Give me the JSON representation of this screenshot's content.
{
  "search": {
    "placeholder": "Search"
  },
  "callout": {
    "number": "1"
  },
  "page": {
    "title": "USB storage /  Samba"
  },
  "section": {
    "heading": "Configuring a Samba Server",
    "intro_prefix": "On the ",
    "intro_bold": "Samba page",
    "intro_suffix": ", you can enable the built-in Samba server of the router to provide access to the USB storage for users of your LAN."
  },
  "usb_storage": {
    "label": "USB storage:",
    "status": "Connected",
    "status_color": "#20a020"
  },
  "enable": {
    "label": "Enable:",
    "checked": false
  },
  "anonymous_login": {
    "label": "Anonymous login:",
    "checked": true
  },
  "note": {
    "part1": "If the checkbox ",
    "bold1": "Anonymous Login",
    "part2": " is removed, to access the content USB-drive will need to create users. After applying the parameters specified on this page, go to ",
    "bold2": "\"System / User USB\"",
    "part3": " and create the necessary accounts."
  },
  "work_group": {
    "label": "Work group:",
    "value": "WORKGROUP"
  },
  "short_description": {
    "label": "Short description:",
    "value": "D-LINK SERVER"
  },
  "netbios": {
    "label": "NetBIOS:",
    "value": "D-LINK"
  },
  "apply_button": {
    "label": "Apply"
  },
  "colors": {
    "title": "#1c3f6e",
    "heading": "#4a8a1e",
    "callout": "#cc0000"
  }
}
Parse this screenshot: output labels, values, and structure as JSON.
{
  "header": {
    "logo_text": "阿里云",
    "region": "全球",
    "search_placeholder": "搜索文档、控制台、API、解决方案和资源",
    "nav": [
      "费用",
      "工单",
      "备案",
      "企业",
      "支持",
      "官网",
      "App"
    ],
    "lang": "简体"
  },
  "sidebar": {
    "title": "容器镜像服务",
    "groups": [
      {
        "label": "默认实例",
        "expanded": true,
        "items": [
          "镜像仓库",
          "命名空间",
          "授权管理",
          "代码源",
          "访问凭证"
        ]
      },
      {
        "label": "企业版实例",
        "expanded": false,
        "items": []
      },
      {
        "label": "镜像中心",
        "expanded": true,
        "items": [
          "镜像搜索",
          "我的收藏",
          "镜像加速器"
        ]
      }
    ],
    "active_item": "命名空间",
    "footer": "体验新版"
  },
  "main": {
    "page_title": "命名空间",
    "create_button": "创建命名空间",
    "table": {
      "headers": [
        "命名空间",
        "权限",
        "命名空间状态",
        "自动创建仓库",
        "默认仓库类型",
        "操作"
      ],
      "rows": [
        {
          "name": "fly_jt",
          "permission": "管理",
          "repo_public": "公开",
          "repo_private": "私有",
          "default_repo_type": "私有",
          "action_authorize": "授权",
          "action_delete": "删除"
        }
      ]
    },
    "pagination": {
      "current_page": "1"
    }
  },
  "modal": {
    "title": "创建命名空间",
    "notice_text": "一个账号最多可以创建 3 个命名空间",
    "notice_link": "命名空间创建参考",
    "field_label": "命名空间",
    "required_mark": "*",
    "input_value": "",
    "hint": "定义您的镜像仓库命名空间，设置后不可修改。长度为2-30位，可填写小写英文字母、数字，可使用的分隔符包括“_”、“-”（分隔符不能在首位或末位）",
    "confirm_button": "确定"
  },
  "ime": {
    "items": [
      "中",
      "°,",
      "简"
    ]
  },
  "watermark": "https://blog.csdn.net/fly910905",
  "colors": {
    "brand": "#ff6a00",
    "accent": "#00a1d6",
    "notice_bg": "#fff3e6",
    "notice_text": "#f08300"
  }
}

▶ _Written task_: Return all of the entries word for word.

▶ _Reply_:
Give me the JSON representation of this screenshot's content.
{
  "search": {
    "placeholder": "Search"
  },
  "callout": {
    "number": "1"
  },
  "page": {
    "title": "USB storage /  Samba"
  },
  "section": {
    "heading": "Configuring a Samba Server",
    "intro_prefix": "On the ",
    "intro_bold": "Samba page",
    "intro_suffix": ", you can enable the built-in Samba server of the router to provide access to the USB storage for users of your LAN."
  },
  "usb_storage": {
    "label": "USB storage:",
    "status": "Connected",
    "status_color": "#20a020"
  },
  "enable": {
    "label": "Enable:",
    "checked": false
  },
  "anonymous_login": {
    "label": "Anonymous login:",
    "checked": true
  },
  "note": {
    "part1": "If the checkbox ",
    "bold1": "Anonymous Login",
    "part2": " is removed, to access the content USB-drive will need to create users. After applying the parameters specified on this page, go to ",
    "bold2": "\"System / User USB\"",
    "part3": " and create the necessary accounts."
  },
  "work_group": {
    "label": "Work group:",
    "value": "WORKGROUP"
  },
  "short_description": {
    "label": "Short description:",
    "value": "D-LINK SERVER"
  },
  "netbios": {
    "label": "NetBIOS:",
    "value": "D-LINK"
  },
  "apply_button": {
    "label": "Apply"
  },
  "colors": {
    "title": "#1c3f6e",
    "heading": "#4a8a1e",
    "callout": "#cc0000"
  }
}
Parse this screenshot: output labels, values, and structure as JSON.
{
  "header": {
    "logo_text": "阿里云",
    "region": "全球",
    "search_placeholder": "搜索文档、控制台、API、解决方案和资源",
    "nav": [
      "费用",
      "工单",
      "备案",
      "企业",
      "支持",
      "官网",
      "App"
    ],
    "lang": "简体"
  },
  "sidebar": {
    "title": "容器镜像服务",
    "groups": [
      {
        "label": "默认实例",
        "expanded": true,
        "items": [
          "镜像仓库",
          "命名空间",
          "授权管理",
          "代码源",
          "访问凭证"
        ]
      },
      {
        "label": "企业版实例",
        "expanded": false,
        "items": []
      },
      {
        "label": "镜像中心",
        "expanded": true,
        "items": [
          "镜像搜索",
          "我的收藏",
          "镜像加速器"
        ]
      }
    ],
    "active_item": "命名空间",
    "footer": "体验新版"
  },
  "main": {
    "page_title": "命名空间",
    "create_button": "创建命名空间",
    "table": {
      "headers": [
        "命名空间",
        "权限",
        "命名空间状态",
        "自动创建仓库",
        "默认仓库类型",
        "操作"
      ],
      "rows": [
        {
          "name": "fly_jt",
          "permission": "管理",
          "repo_public": "公开",
          "repo_private": "私有",
          "default_repo_type": "私有",
          "action_authorize": "授权",
          "action_delete": "删除"
        }
      ]
    },
    "pagination": {
      "current_page": "1"
    }
  },
  "modal": {
    "title": "创建命名空间",
    "notice_text": "一个账号最多可以创建 3 个命名空间",
    "notice_link": "命名空间创建参考",
    "field_label": "命名空间",
    "required_mark": "*",
    "input_value": "",
    "hint": "定义您的镜像仓库命名空间，设置后不可修改。长度为2-30位，可填写小写英文字母、数字，可使用的分隔符包括“_”、“-”（分隔符不能在首位或末位）",
    "confirm_button": "确定"
  },
  "ime": {
    "items": [
      "中",
      "°,",
      "简"
    ]
  },
  "watermark": "https://blog.csdn.net/fly910905",
  "colors": {
    "brand": "#ff6a00",
    "accent": "#00a1d6",
    "notice_bg": "#fff3e6",
    "notice_text": "#f08300"
  }
}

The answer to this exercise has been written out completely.